Express every line of the data below as a Markdown table with the columns "Row" and "Line," numbering the rows in order and leaving out any blank lines.

### MATERIAL SHOWN

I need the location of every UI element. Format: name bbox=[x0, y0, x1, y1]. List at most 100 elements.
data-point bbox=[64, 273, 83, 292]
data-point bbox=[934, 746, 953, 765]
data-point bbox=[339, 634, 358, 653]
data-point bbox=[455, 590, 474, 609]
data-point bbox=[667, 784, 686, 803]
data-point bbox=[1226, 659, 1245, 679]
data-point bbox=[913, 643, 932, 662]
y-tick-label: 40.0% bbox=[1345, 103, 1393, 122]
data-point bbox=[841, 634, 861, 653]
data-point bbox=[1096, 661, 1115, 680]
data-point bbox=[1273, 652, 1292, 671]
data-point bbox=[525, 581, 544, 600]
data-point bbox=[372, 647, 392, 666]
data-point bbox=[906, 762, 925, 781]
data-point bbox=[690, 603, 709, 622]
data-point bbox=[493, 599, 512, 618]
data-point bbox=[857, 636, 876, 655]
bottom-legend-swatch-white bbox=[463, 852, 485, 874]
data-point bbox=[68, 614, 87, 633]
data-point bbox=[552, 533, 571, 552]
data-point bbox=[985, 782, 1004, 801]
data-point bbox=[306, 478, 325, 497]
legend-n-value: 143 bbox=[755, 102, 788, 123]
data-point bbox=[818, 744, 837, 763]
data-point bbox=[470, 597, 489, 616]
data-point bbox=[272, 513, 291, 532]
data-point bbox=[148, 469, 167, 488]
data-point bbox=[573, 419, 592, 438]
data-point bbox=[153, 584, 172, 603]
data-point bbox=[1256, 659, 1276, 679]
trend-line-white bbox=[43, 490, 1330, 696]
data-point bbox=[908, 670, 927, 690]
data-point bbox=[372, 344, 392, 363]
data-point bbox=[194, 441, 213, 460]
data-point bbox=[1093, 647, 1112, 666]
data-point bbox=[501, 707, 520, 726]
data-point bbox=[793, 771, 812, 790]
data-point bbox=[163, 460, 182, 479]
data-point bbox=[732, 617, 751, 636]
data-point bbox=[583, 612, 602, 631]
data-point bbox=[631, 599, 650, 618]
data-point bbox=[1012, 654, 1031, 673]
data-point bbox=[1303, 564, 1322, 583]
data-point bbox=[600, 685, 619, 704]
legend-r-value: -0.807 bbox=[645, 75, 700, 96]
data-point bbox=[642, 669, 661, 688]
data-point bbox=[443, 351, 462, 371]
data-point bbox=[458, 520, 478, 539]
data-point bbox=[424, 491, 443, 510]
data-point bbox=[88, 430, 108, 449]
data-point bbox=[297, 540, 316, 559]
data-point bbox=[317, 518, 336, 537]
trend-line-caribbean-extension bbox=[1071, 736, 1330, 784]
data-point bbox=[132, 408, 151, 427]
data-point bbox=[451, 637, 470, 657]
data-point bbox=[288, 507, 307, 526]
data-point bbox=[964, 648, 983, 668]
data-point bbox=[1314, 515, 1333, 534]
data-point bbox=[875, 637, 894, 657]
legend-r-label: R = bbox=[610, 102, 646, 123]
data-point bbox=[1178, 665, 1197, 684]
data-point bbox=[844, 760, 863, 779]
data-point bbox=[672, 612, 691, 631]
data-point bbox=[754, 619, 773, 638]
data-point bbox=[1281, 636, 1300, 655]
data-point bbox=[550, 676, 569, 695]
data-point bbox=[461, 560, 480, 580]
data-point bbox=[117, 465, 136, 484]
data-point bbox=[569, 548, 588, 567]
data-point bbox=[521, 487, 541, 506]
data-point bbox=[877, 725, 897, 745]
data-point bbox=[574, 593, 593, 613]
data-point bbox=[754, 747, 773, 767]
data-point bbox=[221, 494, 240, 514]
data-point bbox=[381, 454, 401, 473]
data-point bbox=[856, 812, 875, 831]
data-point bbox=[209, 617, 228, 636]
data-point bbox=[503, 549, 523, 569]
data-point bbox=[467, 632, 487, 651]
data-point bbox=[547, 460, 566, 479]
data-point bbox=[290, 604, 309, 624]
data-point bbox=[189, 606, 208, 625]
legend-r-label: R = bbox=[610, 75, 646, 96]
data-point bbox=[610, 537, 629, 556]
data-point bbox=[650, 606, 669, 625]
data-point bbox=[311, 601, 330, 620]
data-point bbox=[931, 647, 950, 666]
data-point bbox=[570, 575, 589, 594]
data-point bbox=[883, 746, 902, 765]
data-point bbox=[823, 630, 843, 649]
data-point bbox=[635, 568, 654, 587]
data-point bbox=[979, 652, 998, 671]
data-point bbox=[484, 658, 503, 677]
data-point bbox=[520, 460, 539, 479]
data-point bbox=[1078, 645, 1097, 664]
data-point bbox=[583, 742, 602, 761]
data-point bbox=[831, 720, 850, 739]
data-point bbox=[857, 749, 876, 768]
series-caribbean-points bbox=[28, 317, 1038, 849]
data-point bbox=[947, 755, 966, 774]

######

> [OUTPUT FOR THIS EXERCISE]:
| Row | Line |
|---|---|
| 1 | I need the location of every UI element. Format: name bbox=[x0, y0, x1, y1]. List at most 100 elements. |
| 2 | data-point bbox=[64, 273, 83, 292] |
| 3 | data-point bbox=[934, 746, 953, 765] |
| 4 | data-point bbox=[339, 634, 358, 653] |
| 5 | data-point bbox=[455, 590, 474, 609] |
| 6 | data-point bbox=[667, 784, 686, 803] |
| 7 | data-point bbox=[1226, 659, 1245, 679] |
| 8 | data-point bbox=[913, 643, 932, 662] |
| 9 | y-tick-label: 40.0% bbox=[1345, 103, 1393, 122] |
| 10 | data-point bbox=[841, 634, 861, 653] |
| 11 | data-point bbox=[1096, 661, 1115, 680] |
| 12 | data-point bbox=[1273, 652, 1292, 671] |
| 13 | data-point bbox=[525, 581, 544, 600] |
| 14 | data-point bbox=[372, 647, 392, 666] |
| 15 | data-point bbox=[906, 762, 925, 781] |
| 16 | data-point bbox=[690, 603, 709, 622] |
| 17 | data-point bbox=[493, 599, 512, 618] |
| 18 | data-point bbox=[857, 636, 876, 655] |
| 19 | bottom-legend-swatch-white bbox=[463, 852, 485, 874] |
| 20 | data-point bbox=[68, 614, 87, 633] |
| 21 | data-point bbox=[552, 533, 571, 552] |
| 22 | data-point bbox=[985, 782, 1004, 801] |
| 23 | data-point bbox=[306, 478, 325, 497] |
| 24 | legend-n-value: 143 bbox=[755, 102, 788, 123] |
| 25 | data-point bbox=[818, 744, 837, 763] |
| 26 | data-point bbox=[470, 597, 489, 616] |
| 27 | data-point bbox=[272, 513, 291, 532] |
| 28 | data-point bbox=[148, 469, 167, 488] |
| 29 | data-point bbox=[573, 419, 592, 438] |
| 30 | data-point bbox=[153, 584, 172, 603] |
| 31 | data-point bbox=[1256, 659, 1276, 679] |
| 32 | trend-line-white bbox=[43, 490, 1330, 696] |
| 33 | data-point bbox=[908, 670, 927, 690] |
| 34 | data-point bbox=[372, 344, 392, 363] |
| 35 | data-point bbox=[194, 441, 213, 460] |
| 36 | data-point bbox=[1093, 647, 1112, 666] |
| 37 | data-point bbox=[501, 707, 520, 726] |
| 38 | data-point bbox=[793, 771, 812, 790] |
| 39 | data-point bbox=[163, 460, 182, 479] |
| 40 | data-point bbox=[732, 617, 751, 636] |
| 41 | data-point bbox=[583, 612, 602, 631] |
| 42 | data-point bbox=[631, 599, 650, 618] |
| 43 | data-point bbox=[1012, 654, 1031, 673] |
| 44 | data-point bbox=[1303, 564, 1322, 583] |
| 45 | data-point bbox=[600, 685, 619, 704] |
| 46 | legend-r-value: -0.807 bbox=[645, 75, 700, 96] |
| 47 | data-point bbox=[642, 669, 661, 688] |
| 48 | data-point bbox=[443, 351, 462, 371] |
| 49 | data-point bbox=[458, 520, 478, 539] |
| 50 | data-point bbox=[424, 491, 443, 510] |
| 51 | data-point bbox=[88, 430, 108, 449] |
| 52 | data-point bbox=[297, 540, 316, 559] |
| 53 | data-point bbox=[317, 518, 336, 537] |
| 54 | trend-line-caribbean-extension bbox=[1071, 736, 1330, 784] |
| 55 | data-point bbox=[132, 408, 151, 427] |
| 56 | data-point bbox=[451, 637, 470, 657] |
| 57 | data-point bbox=[288, 507, 307, 526] |
| 58 | data-point bbox=[964, 648, 983, 668] |
| 59 | data-point bbox=[1314, 515, 1333, 534] |
| 60 | data-point bbox=[875, 637, 894, 657] |
| 61 | legend-r-label: R = bbox=[610, 102, 646, 123] |
| 62 | data-point bbox=[1178, 665, 1197, 684] |
| 63 | data-point bbox=[844, 760, 863, 779] |
| 64 | data-point bbox=[672, 612, 691, 631] |
| 65 | data-point bbox=[754, 619, 773, 638] |
| 66 | data-point bbox=[1281, 636, 1300, 655] |
| 67 | data-point bbox=[550, 676, 569, 695] |
| 68 | data-point bbox=[461, 560, 480, 580] |
| 69 | data-point bbox=[117, 465, 136, 484] |
| 70 | data-point bbox=[569, 548, 588, 567] |
| 71 | data-point bbox=[521, 487, 541, 506] |
| 72 | data-point bbox=[877, 725, 897, 745] |
| 73 | data-point bbox=[574, 593, 593, 613] |
| 74 | data-point bbox=[754, 747, 773, 767] |
| 75 | data-point bbox=[221, 494, 240, 514] |
| 76 | data-point bbox=[381, 454, 401, 473] |
| 77 | data-point bbox=[856, 812, 875, 831] |
| 78 | data-point bbox=[209, 617, 228, 636] |
| 79 | data-point bbox=[503, 549, 523, 569] |
| 80 | data-point bbox=[467, 632, 487, 651] |
| 81 | data-point bbox=[547, 460, 566, 479] |
| 82 | data-point bbox=[290, 604, 309, 624] |
| 83 | data-point bbox=[189, 606, 208, 625] |
| 84 | legend-r-label: R = bbox=[610, 75, 646, 96] |
| 85 | data-point bbox=[610, 537, 629, 556] |
| 86 | data-point bbox=[650, 606, 669, 625] |
| 87 | data-point bbox=[311, 601, 330, 620] |
| 88 | data-point bbox=[931, 647, 950, 666] |
| 89 | data-point bbox=[570, 575, 589, 594] |
| 90 | data-point bbox=[883, 746, 902, 765] |
| 91 | data-point bbox=[823, 630, 843, 649] |
| 92 | data-point bbox=[635, 568, 654, 587] |
| 93 | data-point bbox=[979, 652, 998, 671] |
| 94 | data-point bbox=[484, 658, 503, 677] |
| 95 | data-point bbox=[520, 460, 539, 479] |
| 96 | data-point bbox=[1078, 645, 1097, 664] |
| 97 | data-point bbox=[583, 742, 602, 761] |
| 98 | data-point bbox=[831, 720, 850, 739] |
| 99 | data-point bbox=[857, 749, 876, 768] |
| 100 | series-caribbean-points bbox=[28, 317, 1038, 849] |
| 101 | data-point bbox=[947, 755, 966, 774] |